[start]

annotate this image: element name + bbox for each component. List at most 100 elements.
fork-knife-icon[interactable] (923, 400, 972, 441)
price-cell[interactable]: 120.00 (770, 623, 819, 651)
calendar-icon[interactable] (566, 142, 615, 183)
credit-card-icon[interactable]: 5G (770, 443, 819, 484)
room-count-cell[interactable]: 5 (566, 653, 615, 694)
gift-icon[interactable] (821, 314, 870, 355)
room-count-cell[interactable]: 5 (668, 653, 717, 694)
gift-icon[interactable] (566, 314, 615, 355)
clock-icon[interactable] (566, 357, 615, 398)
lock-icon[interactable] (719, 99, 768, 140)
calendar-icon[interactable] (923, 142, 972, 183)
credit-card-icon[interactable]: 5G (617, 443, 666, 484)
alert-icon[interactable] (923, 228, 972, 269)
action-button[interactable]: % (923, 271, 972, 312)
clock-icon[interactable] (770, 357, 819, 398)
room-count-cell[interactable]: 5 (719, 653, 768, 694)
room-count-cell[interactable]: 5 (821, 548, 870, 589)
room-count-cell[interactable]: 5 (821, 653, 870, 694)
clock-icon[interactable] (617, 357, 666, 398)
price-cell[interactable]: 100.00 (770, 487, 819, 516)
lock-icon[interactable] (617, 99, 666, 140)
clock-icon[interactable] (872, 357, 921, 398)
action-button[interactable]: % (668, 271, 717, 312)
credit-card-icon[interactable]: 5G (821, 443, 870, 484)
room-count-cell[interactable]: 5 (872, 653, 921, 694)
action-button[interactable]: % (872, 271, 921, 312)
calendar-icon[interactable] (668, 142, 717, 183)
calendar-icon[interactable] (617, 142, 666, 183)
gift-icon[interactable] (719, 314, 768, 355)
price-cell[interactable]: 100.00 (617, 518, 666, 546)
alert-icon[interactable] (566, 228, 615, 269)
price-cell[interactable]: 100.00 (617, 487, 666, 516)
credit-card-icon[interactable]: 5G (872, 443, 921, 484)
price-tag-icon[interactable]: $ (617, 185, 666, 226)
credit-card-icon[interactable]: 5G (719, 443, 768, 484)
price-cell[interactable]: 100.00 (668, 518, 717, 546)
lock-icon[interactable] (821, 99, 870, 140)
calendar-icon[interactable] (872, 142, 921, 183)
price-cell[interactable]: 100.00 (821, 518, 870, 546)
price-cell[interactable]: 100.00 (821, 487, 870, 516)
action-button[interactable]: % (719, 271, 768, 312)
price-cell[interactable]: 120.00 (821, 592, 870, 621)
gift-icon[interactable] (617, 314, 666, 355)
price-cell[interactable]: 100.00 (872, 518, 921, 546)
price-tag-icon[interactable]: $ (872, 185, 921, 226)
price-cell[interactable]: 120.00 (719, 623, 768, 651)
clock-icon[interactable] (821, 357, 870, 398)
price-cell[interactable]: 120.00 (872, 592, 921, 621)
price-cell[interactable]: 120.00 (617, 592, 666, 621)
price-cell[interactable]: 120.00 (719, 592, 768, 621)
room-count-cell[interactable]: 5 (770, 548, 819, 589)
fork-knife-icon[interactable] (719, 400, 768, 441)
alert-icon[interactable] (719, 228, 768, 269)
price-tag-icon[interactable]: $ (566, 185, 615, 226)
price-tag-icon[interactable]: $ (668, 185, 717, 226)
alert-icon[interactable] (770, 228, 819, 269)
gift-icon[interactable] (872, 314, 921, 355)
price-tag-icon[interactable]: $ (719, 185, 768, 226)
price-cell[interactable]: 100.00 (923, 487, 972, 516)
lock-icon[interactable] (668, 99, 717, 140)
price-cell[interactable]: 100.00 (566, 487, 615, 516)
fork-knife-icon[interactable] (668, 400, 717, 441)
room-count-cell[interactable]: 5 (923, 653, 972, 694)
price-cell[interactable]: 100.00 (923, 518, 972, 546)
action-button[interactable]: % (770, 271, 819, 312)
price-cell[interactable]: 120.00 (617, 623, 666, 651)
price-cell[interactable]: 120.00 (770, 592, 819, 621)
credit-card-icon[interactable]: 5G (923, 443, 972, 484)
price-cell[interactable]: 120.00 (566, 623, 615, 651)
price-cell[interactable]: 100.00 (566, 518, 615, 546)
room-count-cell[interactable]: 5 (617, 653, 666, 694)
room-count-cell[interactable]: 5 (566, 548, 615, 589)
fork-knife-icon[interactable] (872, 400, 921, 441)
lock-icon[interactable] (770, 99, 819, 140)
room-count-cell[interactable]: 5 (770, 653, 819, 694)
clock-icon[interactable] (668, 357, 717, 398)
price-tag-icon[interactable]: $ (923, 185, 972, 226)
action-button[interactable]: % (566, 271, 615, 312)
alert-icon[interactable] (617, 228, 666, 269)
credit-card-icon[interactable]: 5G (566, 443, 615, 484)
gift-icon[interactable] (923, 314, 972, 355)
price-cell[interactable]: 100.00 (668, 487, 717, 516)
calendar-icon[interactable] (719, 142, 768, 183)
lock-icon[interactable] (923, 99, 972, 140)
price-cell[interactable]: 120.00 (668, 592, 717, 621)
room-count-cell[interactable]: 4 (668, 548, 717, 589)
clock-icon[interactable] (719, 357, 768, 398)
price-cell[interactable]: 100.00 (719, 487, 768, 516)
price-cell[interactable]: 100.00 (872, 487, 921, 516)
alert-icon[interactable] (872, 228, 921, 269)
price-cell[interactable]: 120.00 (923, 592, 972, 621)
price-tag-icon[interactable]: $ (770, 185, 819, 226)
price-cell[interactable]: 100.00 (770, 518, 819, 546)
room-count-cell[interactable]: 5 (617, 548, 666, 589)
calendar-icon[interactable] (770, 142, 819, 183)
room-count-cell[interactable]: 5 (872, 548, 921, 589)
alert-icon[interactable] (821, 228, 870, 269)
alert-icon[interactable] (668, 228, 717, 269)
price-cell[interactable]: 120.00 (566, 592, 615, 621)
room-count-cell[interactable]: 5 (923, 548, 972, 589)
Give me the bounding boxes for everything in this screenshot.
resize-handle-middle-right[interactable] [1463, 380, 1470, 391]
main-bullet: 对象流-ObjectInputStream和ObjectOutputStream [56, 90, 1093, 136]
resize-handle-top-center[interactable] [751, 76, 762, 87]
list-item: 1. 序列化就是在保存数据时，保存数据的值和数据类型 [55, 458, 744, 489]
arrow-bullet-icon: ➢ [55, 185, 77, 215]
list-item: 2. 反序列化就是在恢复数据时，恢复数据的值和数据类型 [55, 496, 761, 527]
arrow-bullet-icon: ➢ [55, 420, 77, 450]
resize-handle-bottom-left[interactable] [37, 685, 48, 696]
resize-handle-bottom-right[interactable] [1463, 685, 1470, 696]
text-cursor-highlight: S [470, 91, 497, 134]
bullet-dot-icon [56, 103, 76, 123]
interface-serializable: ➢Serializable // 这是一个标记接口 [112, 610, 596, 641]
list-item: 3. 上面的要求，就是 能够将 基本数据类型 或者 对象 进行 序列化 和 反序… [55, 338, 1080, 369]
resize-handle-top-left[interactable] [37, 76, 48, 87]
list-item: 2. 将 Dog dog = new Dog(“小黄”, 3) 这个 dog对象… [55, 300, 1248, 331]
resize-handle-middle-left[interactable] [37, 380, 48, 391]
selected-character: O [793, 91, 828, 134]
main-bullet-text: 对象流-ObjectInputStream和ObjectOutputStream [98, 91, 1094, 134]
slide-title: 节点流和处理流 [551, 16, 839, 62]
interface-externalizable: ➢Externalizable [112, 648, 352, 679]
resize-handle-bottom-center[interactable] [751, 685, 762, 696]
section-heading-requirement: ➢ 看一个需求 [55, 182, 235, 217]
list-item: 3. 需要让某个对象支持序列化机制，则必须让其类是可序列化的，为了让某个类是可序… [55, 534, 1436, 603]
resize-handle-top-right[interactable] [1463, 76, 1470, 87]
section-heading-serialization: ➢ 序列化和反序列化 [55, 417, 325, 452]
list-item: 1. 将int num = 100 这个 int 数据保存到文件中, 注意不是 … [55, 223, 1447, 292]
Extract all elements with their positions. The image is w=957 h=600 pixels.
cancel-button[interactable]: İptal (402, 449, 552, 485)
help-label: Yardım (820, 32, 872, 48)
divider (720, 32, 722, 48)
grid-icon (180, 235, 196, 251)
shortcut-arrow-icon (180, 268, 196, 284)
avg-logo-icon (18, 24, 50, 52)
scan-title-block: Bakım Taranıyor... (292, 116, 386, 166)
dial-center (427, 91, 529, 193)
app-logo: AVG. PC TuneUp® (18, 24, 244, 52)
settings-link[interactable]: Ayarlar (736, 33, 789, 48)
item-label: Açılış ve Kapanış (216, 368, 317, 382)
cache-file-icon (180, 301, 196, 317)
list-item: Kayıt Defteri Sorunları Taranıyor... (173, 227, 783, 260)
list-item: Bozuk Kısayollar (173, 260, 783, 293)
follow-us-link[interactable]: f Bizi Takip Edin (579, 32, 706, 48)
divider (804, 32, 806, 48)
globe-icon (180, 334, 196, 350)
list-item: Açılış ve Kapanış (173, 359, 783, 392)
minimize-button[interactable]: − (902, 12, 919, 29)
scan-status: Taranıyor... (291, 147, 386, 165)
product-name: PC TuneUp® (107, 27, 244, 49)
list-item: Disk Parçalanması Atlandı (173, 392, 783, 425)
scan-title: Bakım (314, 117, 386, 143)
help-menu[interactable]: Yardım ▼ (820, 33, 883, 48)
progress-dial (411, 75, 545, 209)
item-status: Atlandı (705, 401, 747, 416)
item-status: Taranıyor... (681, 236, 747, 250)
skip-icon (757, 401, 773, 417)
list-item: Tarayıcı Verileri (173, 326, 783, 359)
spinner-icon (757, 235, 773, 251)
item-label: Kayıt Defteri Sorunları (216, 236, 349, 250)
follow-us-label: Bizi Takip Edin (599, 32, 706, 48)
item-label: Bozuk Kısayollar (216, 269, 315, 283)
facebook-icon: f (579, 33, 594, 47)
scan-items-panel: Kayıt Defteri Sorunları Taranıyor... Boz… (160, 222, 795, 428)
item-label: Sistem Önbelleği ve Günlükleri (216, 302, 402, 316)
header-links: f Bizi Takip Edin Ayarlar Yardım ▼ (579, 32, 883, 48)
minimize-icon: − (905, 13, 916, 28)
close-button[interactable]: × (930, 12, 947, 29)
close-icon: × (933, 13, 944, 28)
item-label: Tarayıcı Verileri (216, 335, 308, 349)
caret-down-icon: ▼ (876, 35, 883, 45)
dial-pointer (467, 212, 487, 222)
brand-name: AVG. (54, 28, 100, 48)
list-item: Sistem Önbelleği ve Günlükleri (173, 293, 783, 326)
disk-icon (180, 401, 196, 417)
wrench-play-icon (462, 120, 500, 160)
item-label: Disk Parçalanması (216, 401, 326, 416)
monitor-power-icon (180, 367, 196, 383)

[end]

▸ OBJECTIVE
Give the lines of the listing, from its first line through the line containing "gift-icon[interactable] (821, 314, 870, 355)", as a numbered list, omitting any blank lines.

▸ WORKED ANSWER
1. annotate this image: element name + bbox for each component. List at most 100 elements.
2. fork-knife-icon[interactable] (923, 400, 972, 441)
3. price-cell[interactable]: 120.00 (770, 623, 819, 651)
4. calendar-icon[interactable] (566, 142, 615, 183)
5. credit-card-icon[interactable]: 5G (770, 443, 819, 484)
6. room-count-cell[interactable]: 5 (566, 653, 615, 694)
7. gift-icon[interactable] (821, 314, 870, 355)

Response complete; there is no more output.